> _What this task involves_: Review the material and extract every line in which the word "Neuroplastizität" occurs.

════

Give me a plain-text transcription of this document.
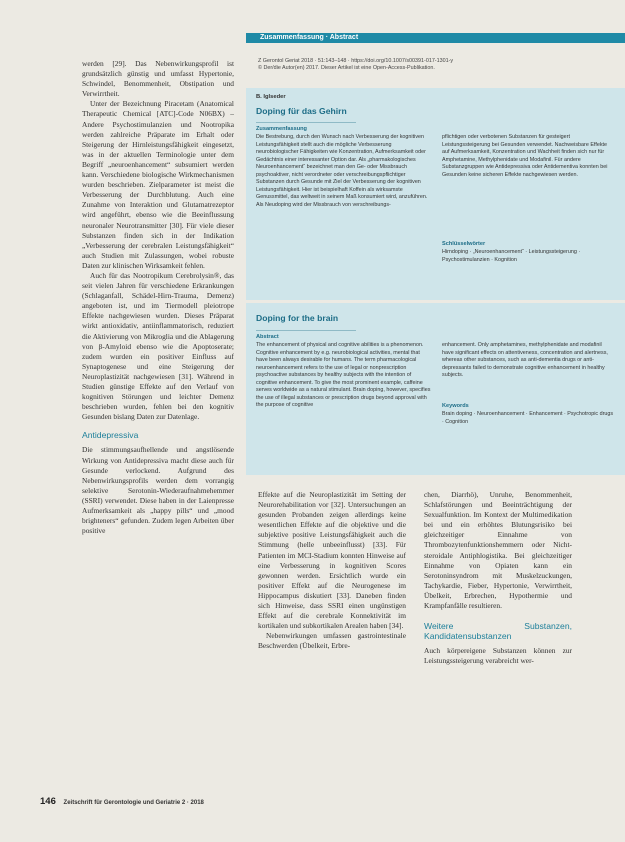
werden [29]. Das Nebenwirkungsprofil ist grundsätzlich günstig und umfasst Hypertonie, Schwindel, Benommenheit, Obstipation und Verwirrtheit.

Unter der Bezeichnung Piracetam (Anatomical Therapeutic Chemical [ATC]-Code N06BX) – Andere Psychostimulanzien und Nootropika werden zahlreiche Präparate im Erhalt oder Steigerung der Hirnleistungsfähigkeit eingesetzt, was in der aktuellen Terminologie unter dem Begriff „neuroenhancement“ subsumiert werden kann. Verschiedene biologische Wirkmechanismen wurden beschrieben. Zielparameter ist meist die Verbesserung der Durchblutung. Auch eine Zunahme von Interaktion und Glutamatrezeptor wird angeführt, ebenso wie die Beeinflussung neuronaler Neurotransmitter [30]. Für viele dieser Substanzen finden sich in der Indikation „Verbesserung der cerebralen Leistungsfähigkeit“ auch Studien mit Zulassungen, wobei robuste Daten zur klinischen Wirksamkeit fehlen.

Auch für das Nootropikum Cerebrolysin®, das seit vielen Jahren für verschiedene Erkrankungen (Schlaganfall, Schädel-Hirn-Trauma, Demenz) angeboten ist, und im Tiermodell pleiotrope Effekte nachgewiesen wurden. Dieses Präparat wirkt antioxidativ, antiinflammatorisch, reduziert die Aktivierung von Mikroglia und die Ablagerung von β-Amyloid ebenso wie die Apoptoserate; zudem wurden ein positiver Einfluss auf Synaptogenese und eine Steigerung der Neuroplastizität nachgewiesen [31]. Während in Studien günstige Effekte auf den Verlauf von kognitiven Störungen und leichter Demenz beschrieben wurden, fehlen bei den kognitiv Gesunden bislang Daten zur Datenlage.

Antidepressiva

Die stimmungsaufhellende und angstlösende Wirkung von Antidepressiva macht diese auch für Gesunde verlockend. Aufgrund des Nebenwirkungsprofils werden dem vorrangig selektive Serotonin-Wiederaufnahmehemmer (SSRI) verwendet. Diese haben in der Laienpresse Aufmerksamkeit als „happy pills“ und „mood brighteners“ gefunden. Zudem legen Arbeiten über positive

Zusammenfassung · Abstract
Z Gerontol Geriat 2018 · 51:143–148 · https://doi.org/10.1007/s00391-017-1301-y
© Der/die Autor(en) 2017. Dieser Artikel ist eine Open-Access-Publikation.
B. Iglseder
Doping für das Gehirn
Zusammenfassung
Die Bestrebung, durch den Wunsch nach Verbesserung der kognitiven Leistungsfähigkeit stellt auch die mögliche Verbesserung neurobiologischer Fähigkeiten wie Konzentration, Aufmerksamkeit oder Gedächtnis einer interessanter Option dar. Als „pharmakologisches Neuroenhancement“ bezeichnet man den Ge- oder Missbrauch psychoaktiver, nicht verordneter oder verschreibungspflichtiger Substanzen durch Gesunde mit Ziel der Verbesserung der kognitiven Leistungsfähigkeit. Hier ist beispielhaft Koffein als wirksamste Genussmittel, das weltweit in seinem Maß konsumiert wird, anzuführen. Als Neudoping wird der Missbrauch von verschreibungs-
pflichtigen oder verbotenen Substanzen für gesteigert Leistungssteigerung bei Gesunden verwendet. Nachweisbare Effekte auf Aufmerksamkeit, Konzentration und Wachheit finden sich nur für Amphetamine, Methylphenidate und Modafinil. Für andere Substanzgruppen wie Antidepressiva oder Antidementiva konnten bei Gesunden keine sicheren Effekte nachgewiesen werden.
Schlüsselwörter
Hirndoping · „Neuroenhancement“ · Leistungssteigerung · Psychostimulanzien · Kognition
Doping for the brain
Abstract
The enhancement of physical and cognitive abilities is a phenomenon. Cognitive enhancement by e.g. neurobiological activities, mental that have been always desirable for humans. The term pharmacological neuroenhancement refers to the use of legal or nonprescription psychoactive substances by healthy subjects with the intention of cognitive enhancement. To give the most prominent example, caffeine serves worldwide as a natural stimulant. Brain doping, however, specifies the use of illegal substances or prescription drugs beyond approval with the purpose of cognitive
enhancement. Only amphetamines, methylphenidate and modafinil have significant effects on attentiveness, concentration and alertness, whereas other substances, such as anti-dementia drugs or anti-depressants failed to demonstrate cognitive enhancement in healthy subjects.
Keywords
Brain doping · Neuroenhancement · Enhancement · Psychotropic drugs · Cognition

Effekte auf die Neuroplastizität im Setting der Neurorehabilitation vor [32]. Untersuchungen an gesunden Probanden zeigen allerdings keine wesentlichen Effekte auf die objektive und die subjektive positive Leistungsfähigkeit auch die Stimmung (helle unbeeinflusst) [33]. Für Patienten im MCI-Stadium konnten Hinweise auf eine Verbesserung in kognitiven Scores gewonnen werden. Ersichtlich wurde ein positiver Effekt auf die Neurogenese im Hippocampus diskutiert [33]. Daneben finden sich Hinweise, dass SSRI einen ungünstigen Effekt auf die cerebrale Konnektivität im kortikalen und subkortikalen Arealen haben [34].

Nebenwirkungen umfassen gastrointestinale Beschwerden (Übelkeit, Erbre-

chen, Diarrhö), Unruhe, Benommenheit, Schlafstörungen und Beeinträchtigung der Sexualfunktion. Im Kontext der Multimedikation bei und ein erhöhtes Blutungsrisiko bei gleichzeitiger Einnahme von Thrombozytenfunktionshemmern oder Nicht-steroidale Antiphlogistika. Bei gleichzeitiger Einnahme von Opiaten kann ein Serotoninsyndrom mit Muskelzuckungen, Tachykardie, Fieber, Hypertonie, Verwirrtheit, Übelkeit, Erbrechen, Hypothermie und Krampfanfälle resultieren.

Weitere Substanzen, Kandidatensubstanzen

Auch körpereigene Substanzen können zur Leistungssteigerung verabreicht wer-

146 Zeitschrift für Gerontologie und Geriatrie 2 · 2018
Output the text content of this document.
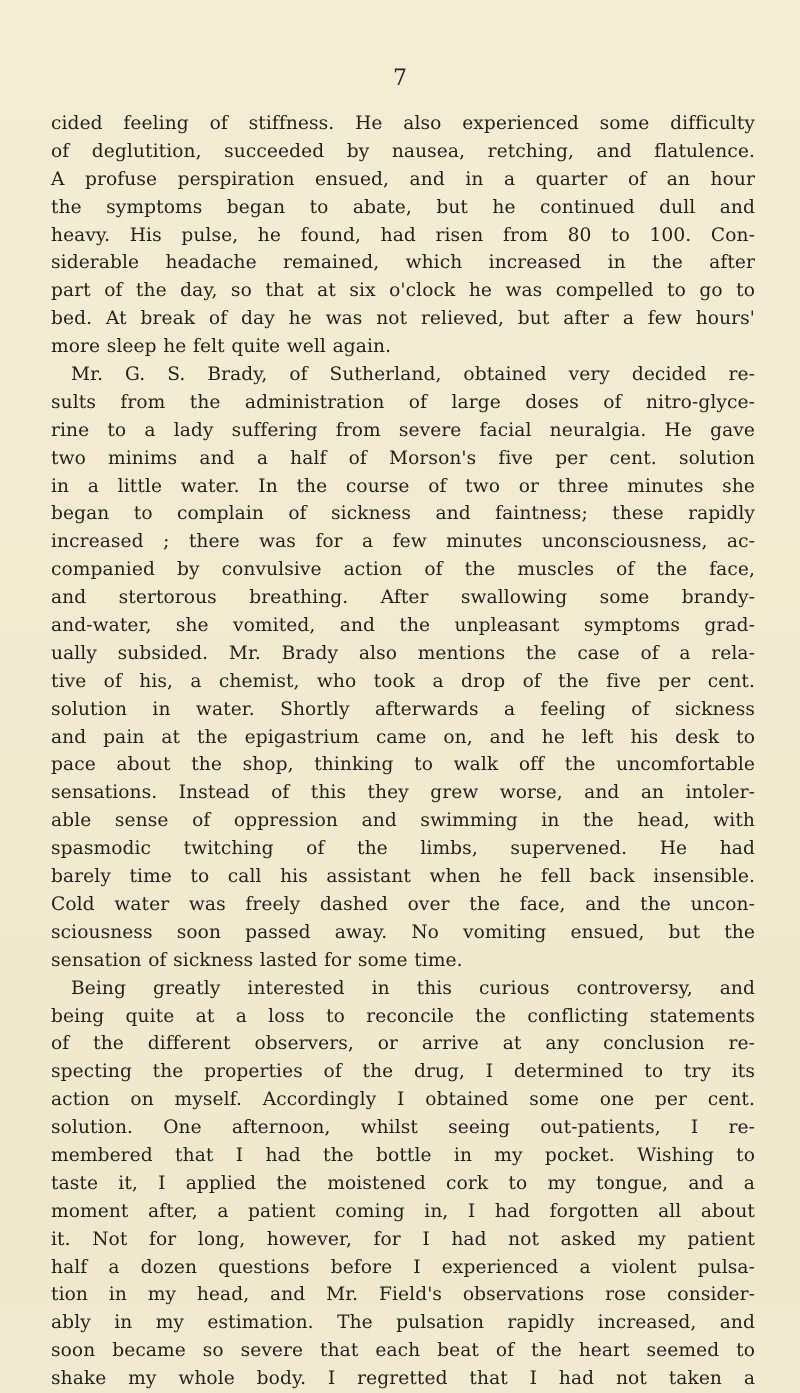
7
cided feeling of stiffness. He also experienced some difficulty
of deglutition, succeeded by nausea, retching, and flatulence.
A profuse perspiration ensued, and in a quarter of an hour
the symptoms began to abate, but he continued dull and
heavy. His pulse, he found, had risen from 80 to 100. Con-
siderable headache remained, which increased in the after
part of the day, so that at six o'clock he was compelled to go to
bed. At break of day he was not relieved, but after a few hours'
more sleep he felt quite well again.
Mr. G. S. Brady, of Sutherland, obtained very decided re-
sults from the administration of large doses of nitro-glyce-
rine to a lady suffering from severe facial neuralgia. He gave
two minims and a half of Morson's five per cent. solution
in a little water. In the course of two or three minutes she
began to complain of sickness and faintness; these rapidly
increased ; there was for a few minutes unconsciousness, ac-
companied by convulsive action of the muscles of the face,
and stertorous breathing. After swallowing some brandy-
and-water, she vomited, and the unpleasant symptoms grad-
ually subsided. Mr. Brady also mentions the case of a rela-
tive of his, a chemist, who took a drop of the five per cent.
solution in water. Shortly afterwards a feeling of sickness
and pain at the epigastrium came on, and he left his desk to
pace about the shop, thinking to walk off the uncomfortable
sensations. Instead of this they grew worse, and an intoler-
able sense of oppression and swimming in the head, with
spasmodic twitching of the limbs, supervened. He had
barely time to call his assistant when he fell back insensible.
Cold water was freely dashed over the face, and the uncon-
sciousness soon passed away. No vomiting ensued, but the
sensation of sickness lasted for some time.
Being greatly interested in this curious controversy, and
being quite at a loss to reconcile the conflicting statements
of the different observers, or arrive at any conclusion re-
specting the properties of the drug, I determined to try its
action on myself. Accordingly I obtained some one per cent.
solution. One afternoon, whilst seeing out-patients, I re-
membered that I had the bottle in my pocket. Wishing to
taste it, I applied the moistened cork to my tongue, and a
moment after, a patient coming in, I had forgotten all about
it. Not for long, however, for I had not asked my patient
half a dozen questions before I experienced a violent pulsa-
tion in my head, and Mr. Field's observations rose consider-
ably in my estimation. The pulsation rapidly increased, and
soon became so severe that each beat of the heart seemed to
shake my whole body. I regretted that I had not taken a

════

> _Reply_:
Auch für das Nootropikum Cerebrolysin®, das seit vielen Jahren für verschiedene Erkrankungen (Schlaganfall, Schädel-Hirn-Trauma, Demenz) angeboten ist, und im Tiermodell pleiotrope Effekte nachgewiesen wurden. Dieses Präparat wirkt antioxidativ, antiinflammatorisch, reduziert die Aktivierung von Mikroglia und die Ablagerung von β-Amyloid ebenso wie die Apoptoserate; zudem wurden ein positiver Einfluss auf Synaptogenese und eine Steigerung der Neuroplastizität nachgewiesen [31]. Während in Studien günstige Effekte auf den Verlauf von kognitiven Störungen und leichter Demenz beschrieben wurden, fehlen bei den kognitiv Gesunden bislang Daten zur Datenlage.
Effekte auf die Neuroplastizität im Setting der Neurorehabilitation vor [32]. Untersuchungen an gesunden Probanden zeigen allerdings keine wesentlichen Effekte auf die objektive und die subjektive positive Leistungsfähigkeit auch die Stimmung (helle unbeeinflusst) [33]. Für Patienten im MCI-Stadium konnten Hinweise auf eine Verbesserung in kognitiven Scores gewonnen werden. Ersichtlich wurde ein positiver Effekt auf die Neurogenese im Hippocampus diskutiert [33]. Daneben finden sich Hinweise, dass SSRI einen ungünstigen Effekt auf die cerebrale Konnektivität im kortikalen und subkortikalen Arealen haben [34].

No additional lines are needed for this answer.